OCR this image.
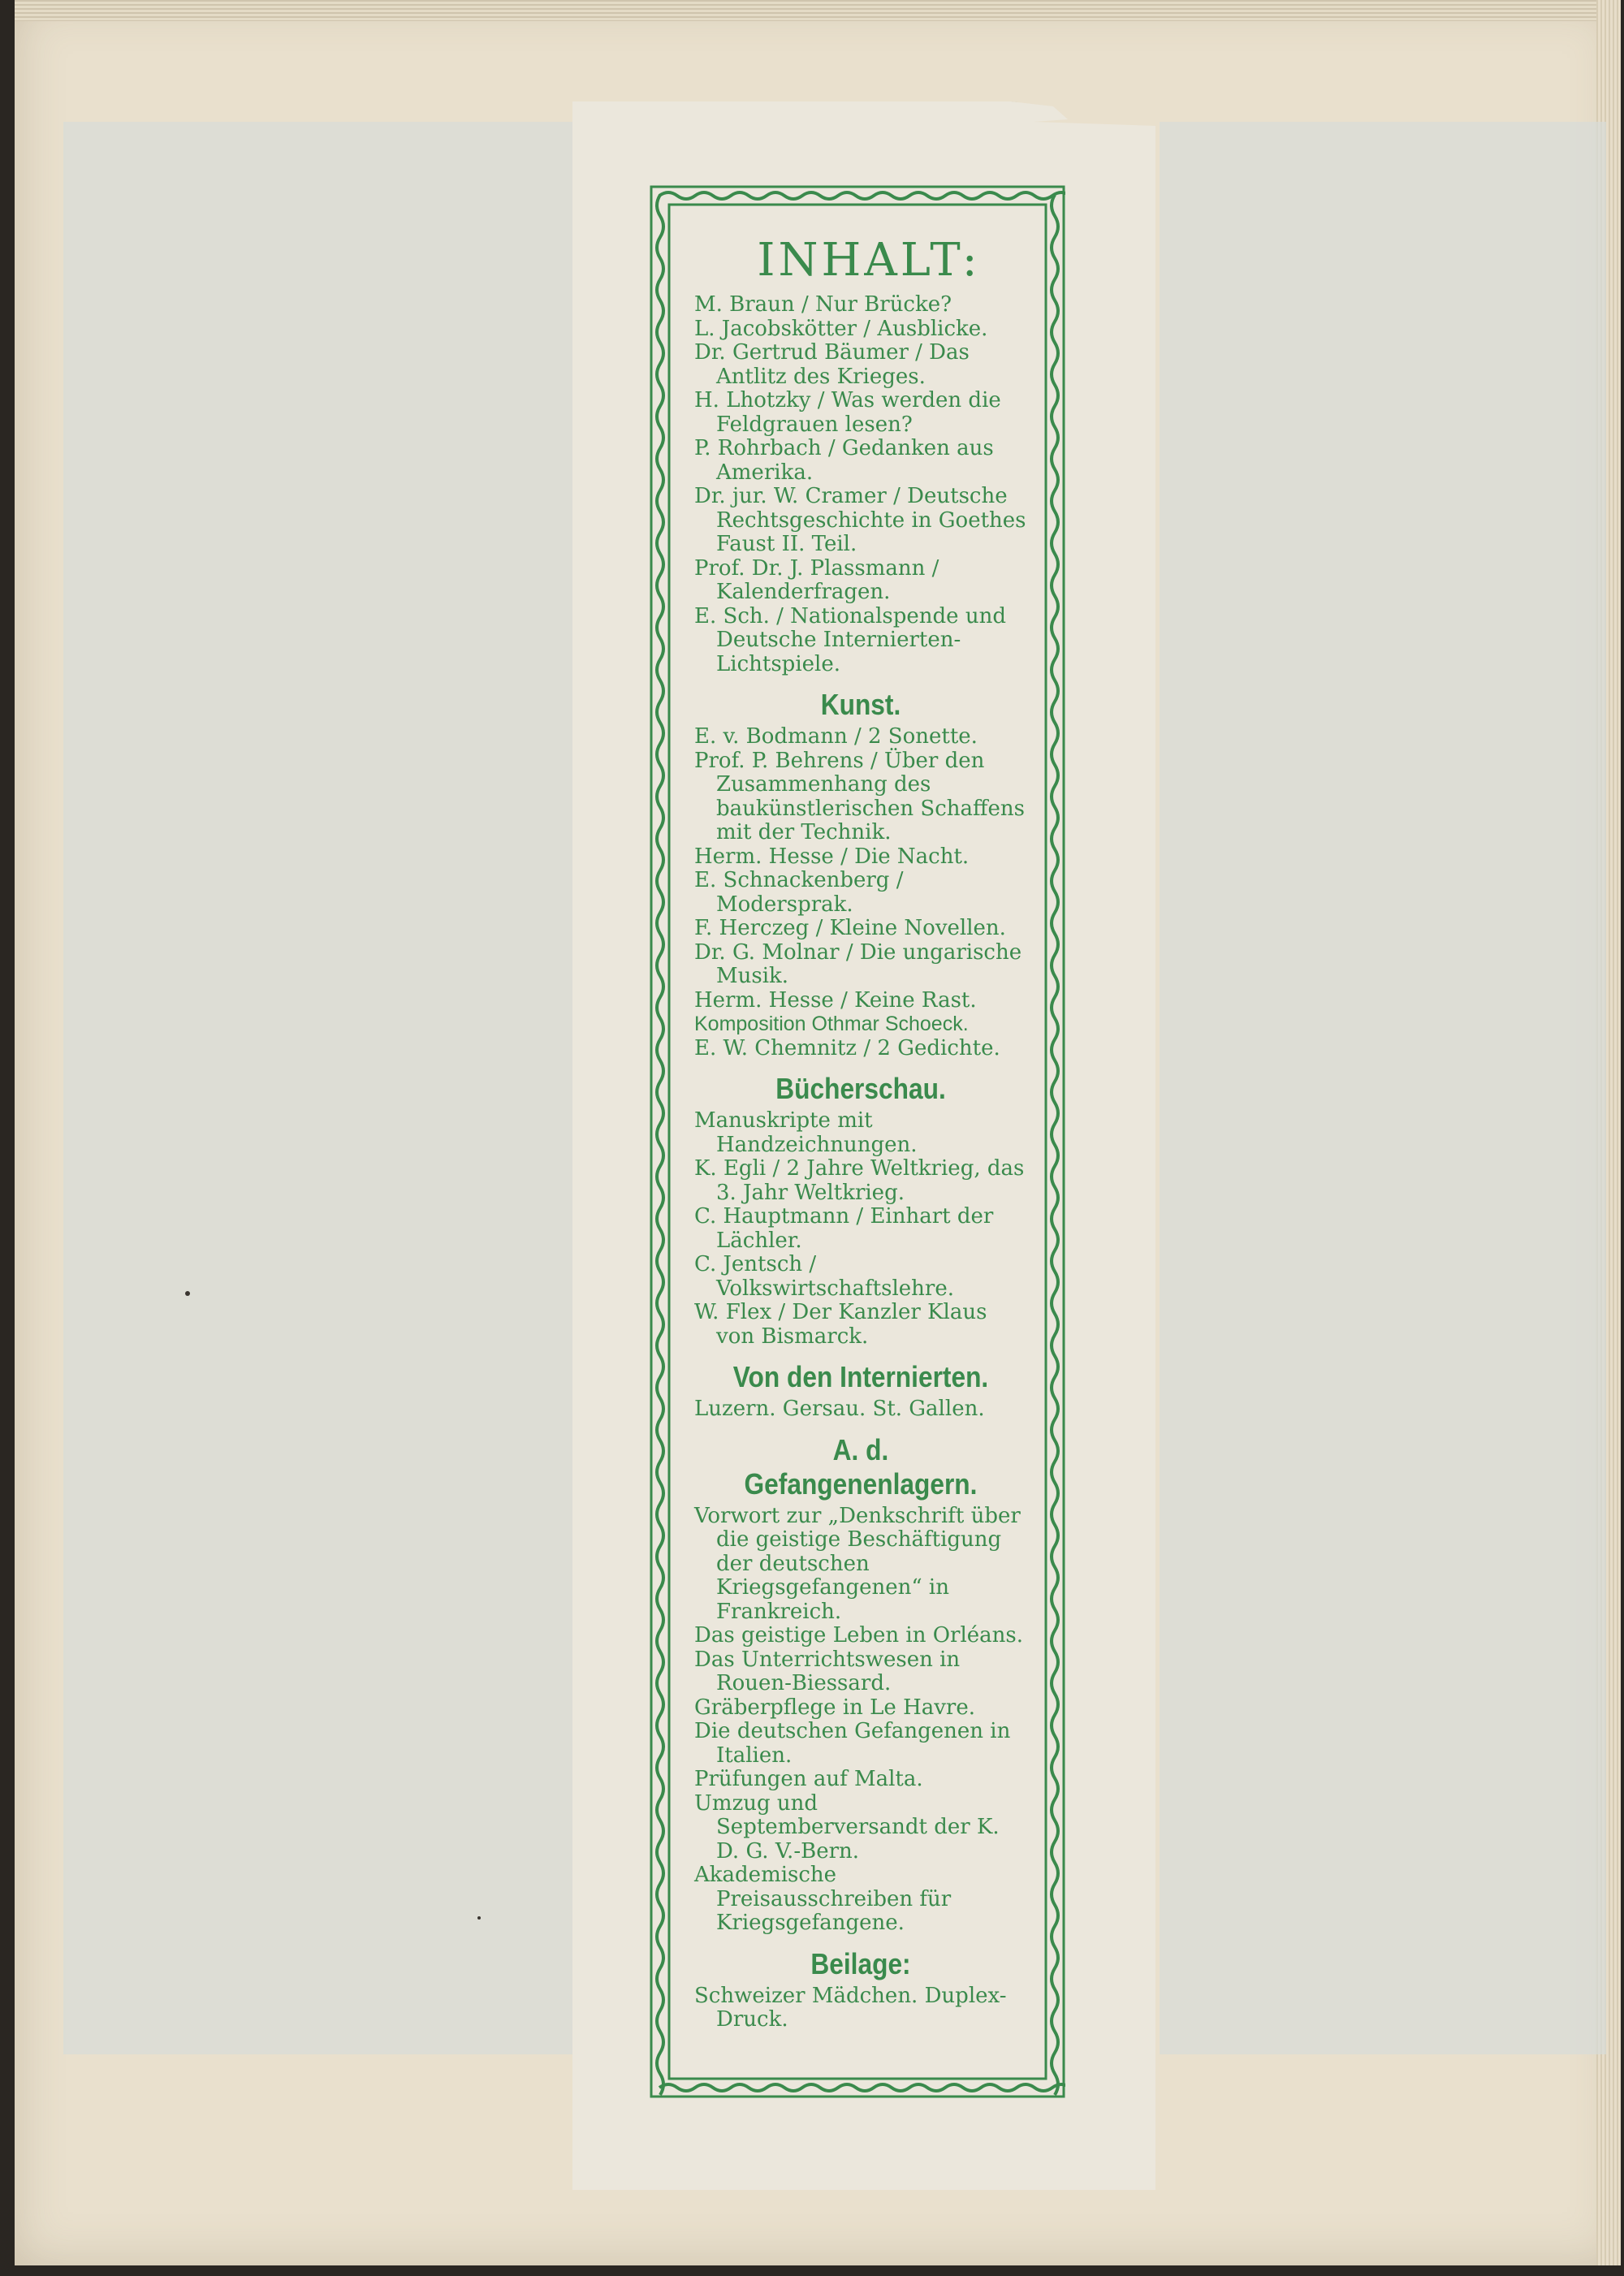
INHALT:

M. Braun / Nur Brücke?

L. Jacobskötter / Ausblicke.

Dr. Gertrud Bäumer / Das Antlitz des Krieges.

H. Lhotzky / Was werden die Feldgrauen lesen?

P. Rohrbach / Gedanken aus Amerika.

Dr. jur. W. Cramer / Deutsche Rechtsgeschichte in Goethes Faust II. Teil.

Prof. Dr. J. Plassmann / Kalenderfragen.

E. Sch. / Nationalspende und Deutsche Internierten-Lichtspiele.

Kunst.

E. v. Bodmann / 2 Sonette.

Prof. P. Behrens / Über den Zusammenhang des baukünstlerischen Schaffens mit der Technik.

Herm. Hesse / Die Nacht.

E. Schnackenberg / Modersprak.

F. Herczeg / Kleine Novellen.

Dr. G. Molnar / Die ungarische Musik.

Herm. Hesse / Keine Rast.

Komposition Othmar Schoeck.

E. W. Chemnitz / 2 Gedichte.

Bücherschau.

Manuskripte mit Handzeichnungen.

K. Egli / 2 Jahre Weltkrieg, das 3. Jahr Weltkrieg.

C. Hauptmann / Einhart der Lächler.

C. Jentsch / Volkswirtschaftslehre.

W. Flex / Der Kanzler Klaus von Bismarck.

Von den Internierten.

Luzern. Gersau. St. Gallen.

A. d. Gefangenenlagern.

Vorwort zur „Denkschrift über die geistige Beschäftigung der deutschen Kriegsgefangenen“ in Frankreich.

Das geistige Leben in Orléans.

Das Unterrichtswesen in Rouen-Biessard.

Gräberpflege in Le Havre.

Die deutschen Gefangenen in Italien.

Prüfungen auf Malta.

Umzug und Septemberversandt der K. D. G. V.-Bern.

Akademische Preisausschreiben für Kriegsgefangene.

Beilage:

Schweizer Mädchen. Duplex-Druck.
________________________________________
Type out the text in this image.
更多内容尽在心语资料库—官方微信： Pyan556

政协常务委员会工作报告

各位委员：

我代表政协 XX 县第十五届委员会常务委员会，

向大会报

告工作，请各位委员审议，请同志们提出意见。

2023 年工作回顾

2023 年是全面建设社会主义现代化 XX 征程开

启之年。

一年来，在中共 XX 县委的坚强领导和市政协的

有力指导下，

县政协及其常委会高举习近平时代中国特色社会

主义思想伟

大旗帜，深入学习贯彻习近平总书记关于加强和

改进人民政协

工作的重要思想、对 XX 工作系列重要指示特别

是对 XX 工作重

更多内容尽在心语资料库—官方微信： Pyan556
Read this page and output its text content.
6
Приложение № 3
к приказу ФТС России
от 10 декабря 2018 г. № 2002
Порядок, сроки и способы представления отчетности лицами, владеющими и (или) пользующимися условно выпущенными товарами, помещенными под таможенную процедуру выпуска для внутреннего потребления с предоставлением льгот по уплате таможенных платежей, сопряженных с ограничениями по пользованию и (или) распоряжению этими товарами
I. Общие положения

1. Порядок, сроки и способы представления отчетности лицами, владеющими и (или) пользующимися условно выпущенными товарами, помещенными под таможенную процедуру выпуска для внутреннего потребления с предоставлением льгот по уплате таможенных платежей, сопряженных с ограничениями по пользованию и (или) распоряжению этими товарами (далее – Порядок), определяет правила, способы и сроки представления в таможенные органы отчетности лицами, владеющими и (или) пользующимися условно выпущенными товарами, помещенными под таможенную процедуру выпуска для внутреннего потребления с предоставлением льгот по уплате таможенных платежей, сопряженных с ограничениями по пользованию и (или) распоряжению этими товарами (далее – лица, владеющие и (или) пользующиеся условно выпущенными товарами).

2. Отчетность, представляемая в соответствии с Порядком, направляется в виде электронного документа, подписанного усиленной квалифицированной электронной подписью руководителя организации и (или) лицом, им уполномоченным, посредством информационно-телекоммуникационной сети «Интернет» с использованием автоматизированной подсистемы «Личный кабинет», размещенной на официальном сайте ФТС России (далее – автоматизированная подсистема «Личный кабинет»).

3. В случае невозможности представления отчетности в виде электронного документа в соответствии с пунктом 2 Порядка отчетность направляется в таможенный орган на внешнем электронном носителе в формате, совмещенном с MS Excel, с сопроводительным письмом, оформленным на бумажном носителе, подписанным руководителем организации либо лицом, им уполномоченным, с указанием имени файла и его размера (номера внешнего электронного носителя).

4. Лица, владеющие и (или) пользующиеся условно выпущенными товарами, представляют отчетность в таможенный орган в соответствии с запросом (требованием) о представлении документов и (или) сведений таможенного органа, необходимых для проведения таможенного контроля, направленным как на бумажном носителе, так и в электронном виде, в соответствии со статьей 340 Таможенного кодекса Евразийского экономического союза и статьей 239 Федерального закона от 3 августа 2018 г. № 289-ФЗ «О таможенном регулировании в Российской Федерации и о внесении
________________________________________
### [Your instructions]
Pull out each line of the listing that holds the string "deutschen".

### [Exercise response]
Vorwort zur „Denkschrift über die geistige Beschäftigung der deutschen Kriegsgefangenen“ in Frankreich.
Die deutschen Gefangenen in Italien.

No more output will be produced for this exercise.